Problem statement: State how many of the rows below contain the string "item", matching case exactly. Reply with the number alone.
----------------
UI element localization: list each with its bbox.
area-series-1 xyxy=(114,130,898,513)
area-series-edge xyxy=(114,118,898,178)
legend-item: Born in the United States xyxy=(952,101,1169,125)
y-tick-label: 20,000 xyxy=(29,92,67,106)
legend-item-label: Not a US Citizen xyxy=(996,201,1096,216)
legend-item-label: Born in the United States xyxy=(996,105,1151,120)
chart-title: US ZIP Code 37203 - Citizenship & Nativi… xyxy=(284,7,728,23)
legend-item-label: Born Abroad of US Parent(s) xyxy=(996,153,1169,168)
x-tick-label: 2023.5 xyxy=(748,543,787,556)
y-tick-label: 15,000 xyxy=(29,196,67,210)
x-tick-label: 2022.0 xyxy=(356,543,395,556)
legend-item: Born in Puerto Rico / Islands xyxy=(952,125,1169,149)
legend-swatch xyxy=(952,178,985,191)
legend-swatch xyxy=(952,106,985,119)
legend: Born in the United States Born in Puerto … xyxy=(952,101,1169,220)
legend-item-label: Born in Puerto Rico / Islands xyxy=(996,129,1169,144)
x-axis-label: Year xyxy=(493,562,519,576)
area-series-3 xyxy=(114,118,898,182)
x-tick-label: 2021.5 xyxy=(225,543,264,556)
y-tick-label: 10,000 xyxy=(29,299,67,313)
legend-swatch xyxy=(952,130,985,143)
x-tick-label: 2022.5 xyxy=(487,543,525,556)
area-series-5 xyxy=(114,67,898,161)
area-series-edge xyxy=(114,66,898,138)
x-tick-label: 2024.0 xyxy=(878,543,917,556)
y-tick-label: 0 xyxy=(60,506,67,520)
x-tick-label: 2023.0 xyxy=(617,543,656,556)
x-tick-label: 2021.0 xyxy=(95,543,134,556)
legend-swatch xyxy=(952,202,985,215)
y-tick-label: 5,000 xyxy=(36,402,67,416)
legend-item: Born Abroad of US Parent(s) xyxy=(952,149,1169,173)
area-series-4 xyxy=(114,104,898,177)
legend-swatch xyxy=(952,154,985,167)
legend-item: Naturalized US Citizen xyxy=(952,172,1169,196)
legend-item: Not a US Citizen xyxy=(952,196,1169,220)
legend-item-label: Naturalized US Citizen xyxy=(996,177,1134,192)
----------------
Solution: 10